Collected data entries:
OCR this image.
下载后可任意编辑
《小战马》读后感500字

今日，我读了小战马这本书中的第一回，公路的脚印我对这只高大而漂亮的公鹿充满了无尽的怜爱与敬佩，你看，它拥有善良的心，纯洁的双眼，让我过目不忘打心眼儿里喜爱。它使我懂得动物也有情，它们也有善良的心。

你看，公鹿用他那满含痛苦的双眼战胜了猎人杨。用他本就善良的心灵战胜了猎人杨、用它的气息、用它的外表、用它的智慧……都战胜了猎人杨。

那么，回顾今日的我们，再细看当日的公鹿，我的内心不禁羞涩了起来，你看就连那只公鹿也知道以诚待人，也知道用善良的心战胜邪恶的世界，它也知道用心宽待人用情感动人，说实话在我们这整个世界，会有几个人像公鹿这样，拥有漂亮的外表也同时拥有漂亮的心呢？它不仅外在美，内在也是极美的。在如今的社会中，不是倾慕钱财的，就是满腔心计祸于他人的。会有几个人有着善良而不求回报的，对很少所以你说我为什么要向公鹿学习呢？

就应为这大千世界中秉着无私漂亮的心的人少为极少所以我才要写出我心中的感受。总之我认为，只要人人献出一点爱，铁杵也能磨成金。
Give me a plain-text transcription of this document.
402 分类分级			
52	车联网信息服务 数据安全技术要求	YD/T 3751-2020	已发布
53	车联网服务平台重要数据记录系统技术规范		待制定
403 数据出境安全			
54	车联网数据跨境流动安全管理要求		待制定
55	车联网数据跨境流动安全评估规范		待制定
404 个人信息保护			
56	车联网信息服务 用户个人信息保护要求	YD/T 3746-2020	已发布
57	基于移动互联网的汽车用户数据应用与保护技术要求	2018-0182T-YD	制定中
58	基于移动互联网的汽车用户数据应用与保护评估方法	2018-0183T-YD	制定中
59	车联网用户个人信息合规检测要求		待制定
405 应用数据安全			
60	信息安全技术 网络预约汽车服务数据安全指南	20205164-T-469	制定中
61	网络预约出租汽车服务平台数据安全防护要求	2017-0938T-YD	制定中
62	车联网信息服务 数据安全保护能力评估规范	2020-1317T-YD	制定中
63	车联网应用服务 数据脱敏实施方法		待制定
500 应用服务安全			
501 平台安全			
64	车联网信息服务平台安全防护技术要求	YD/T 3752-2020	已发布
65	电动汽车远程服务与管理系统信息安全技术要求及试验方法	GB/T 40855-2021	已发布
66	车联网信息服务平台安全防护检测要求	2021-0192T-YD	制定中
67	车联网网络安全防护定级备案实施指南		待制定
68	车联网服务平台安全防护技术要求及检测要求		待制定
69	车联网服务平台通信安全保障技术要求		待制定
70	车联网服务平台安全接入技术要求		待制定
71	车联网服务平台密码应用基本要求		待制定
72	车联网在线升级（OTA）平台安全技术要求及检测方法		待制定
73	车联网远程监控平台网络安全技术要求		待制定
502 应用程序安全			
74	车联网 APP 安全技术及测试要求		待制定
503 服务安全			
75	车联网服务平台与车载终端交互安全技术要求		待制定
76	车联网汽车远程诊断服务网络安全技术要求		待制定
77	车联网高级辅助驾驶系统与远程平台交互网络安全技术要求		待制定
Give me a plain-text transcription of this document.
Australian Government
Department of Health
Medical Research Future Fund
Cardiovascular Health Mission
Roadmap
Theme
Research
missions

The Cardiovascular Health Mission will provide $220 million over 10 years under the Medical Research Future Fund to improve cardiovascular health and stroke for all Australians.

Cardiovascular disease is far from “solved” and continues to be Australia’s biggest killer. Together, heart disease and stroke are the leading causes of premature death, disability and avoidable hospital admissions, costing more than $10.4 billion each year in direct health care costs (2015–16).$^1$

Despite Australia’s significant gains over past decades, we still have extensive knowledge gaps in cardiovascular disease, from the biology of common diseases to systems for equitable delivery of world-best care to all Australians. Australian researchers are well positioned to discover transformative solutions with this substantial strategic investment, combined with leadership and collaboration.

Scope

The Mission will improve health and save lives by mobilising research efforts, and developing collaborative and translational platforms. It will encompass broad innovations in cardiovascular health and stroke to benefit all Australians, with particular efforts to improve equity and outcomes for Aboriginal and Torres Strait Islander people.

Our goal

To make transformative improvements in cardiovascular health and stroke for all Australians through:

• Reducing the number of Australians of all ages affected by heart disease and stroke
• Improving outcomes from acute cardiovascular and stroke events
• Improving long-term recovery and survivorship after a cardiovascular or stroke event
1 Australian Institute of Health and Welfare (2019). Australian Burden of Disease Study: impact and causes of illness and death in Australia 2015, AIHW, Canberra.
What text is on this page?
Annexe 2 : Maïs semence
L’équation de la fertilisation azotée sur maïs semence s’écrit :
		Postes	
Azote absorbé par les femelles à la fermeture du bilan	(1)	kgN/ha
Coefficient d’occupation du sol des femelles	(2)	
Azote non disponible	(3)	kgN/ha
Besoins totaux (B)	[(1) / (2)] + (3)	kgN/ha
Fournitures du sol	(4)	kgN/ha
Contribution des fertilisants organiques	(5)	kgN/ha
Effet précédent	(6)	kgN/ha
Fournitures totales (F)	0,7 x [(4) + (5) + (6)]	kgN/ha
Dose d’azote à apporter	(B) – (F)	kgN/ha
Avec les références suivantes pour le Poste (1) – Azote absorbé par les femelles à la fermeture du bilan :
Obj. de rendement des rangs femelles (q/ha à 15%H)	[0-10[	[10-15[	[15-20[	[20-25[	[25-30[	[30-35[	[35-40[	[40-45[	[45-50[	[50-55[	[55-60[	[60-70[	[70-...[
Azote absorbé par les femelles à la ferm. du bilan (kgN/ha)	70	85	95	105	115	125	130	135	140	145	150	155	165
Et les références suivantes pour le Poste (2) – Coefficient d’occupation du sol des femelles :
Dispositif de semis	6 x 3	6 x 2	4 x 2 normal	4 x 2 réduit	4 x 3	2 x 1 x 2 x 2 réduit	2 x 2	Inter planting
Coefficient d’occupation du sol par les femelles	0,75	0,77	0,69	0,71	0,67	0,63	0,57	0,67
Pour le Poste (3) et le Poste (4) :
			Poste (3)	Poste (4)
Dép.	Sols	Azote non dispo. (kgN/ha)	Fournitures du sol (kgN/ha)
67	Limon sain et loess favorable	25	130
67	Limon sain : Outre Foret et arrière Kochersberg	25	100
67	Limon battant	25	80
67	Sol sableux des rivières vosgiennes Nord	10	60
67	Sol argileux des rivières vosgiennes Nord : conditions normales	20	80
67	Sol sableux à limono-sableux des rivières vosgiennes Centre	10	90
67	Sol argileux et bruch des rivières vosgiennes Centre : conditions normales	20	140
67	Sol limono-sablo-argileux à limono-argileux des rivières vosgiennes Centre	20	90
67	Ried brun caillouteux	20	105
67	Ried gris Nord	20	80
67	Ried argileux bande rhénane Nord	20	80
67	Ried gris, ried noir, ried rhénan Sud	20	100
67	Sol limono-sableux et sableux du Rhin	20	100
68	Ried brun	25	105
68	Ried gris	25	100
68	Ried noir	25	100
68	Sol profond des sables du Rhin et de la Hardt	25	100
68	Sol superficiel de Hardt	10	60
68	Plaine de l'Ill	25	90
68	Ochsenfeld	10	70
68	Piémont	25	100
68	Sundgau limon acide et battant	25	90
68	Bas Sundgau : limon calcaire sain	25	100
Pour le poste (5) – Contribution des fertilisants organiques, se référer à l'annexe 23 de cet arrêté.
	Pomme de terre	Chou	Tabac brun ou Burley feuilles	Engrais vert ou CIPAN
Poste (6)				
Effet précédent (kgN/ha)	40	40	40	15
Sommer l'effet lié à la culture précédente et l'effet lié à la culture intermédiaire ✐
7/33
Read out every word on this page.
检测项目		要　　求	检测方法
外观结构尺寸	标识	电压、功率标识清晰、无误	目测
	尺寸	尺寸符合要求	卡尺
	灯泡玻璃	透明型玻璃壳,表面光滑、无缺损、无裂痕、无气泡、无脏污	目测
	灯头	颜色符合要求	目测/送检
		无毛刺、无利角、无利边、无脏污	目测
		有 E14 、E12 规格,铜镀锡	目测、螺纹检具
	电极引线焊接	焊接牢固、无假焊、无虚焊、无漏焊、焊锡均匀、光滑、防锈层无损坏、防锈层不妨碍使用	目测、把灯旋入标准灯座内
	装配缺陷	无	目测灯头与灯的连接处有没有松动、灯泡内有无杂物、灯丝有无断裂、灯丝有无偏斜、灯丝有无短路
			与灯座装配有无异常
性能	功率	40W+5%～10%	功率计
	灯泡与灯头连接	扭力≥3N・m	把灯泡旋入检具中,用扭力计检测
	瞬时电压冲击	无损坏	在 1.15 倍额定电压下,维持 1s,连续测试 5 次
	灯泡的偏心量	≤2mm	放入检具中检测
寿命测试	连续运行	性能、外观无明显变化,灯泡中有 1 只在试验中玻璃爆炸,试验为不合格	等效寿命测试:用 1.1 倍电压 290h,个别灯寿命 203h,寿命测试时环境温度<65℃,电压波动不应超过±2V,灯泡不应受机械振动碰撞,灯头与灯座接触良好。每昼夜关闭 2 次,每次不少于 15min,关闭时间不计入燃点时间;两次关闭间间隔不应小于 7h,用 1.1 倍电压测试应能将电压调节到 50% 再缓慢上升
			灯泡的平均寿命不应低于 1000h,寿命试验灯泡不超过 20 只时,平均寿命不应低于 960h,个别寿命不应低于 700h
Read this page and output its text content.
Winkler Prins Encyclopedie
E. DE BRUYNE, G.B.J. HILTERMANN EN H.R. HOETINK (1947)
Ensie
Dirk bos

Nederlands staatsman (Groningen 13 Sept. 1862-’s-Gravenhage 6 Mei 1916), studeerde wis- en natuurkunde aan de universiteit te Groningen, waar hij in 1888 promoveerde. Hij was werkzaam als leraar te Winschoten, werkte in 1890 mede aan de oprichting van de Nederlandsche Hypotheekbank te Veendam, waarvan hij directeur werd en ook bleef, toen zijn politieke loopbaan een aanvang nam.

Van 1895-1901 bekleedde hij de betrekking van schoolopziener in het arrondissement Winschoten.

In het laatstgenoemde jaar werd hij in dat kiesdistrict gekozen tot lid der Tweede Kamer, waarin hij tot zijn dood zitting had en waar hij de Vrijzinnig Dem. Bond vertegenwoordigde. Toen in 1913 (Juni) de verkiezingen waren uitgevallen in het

- [What the exercise asks] Copy each line of the listing that contains the string "Winschoten".

- [Response for this exercise]
Nederlands staatsman (Groningen 13 Sept. 1862-’s-Gravenhage 6 Mei 1916), studeerde wis- en natuurkunde aan de universiteit te Groningen, waar hij in 1888 promoveerde. Hij was werkzaam als leraar te Winschoten, werkte in 1890 mede aan de oprichting van de Nederlandsche Hypotheekbank te Veendam, waarvan hij directeur werd en ook bleef, toen zijn politieke loopbaan een aanvang nam.
Van 1895-1901 bekleedde hij de betrekking van schoolopziener in het arrondissement Winschoten.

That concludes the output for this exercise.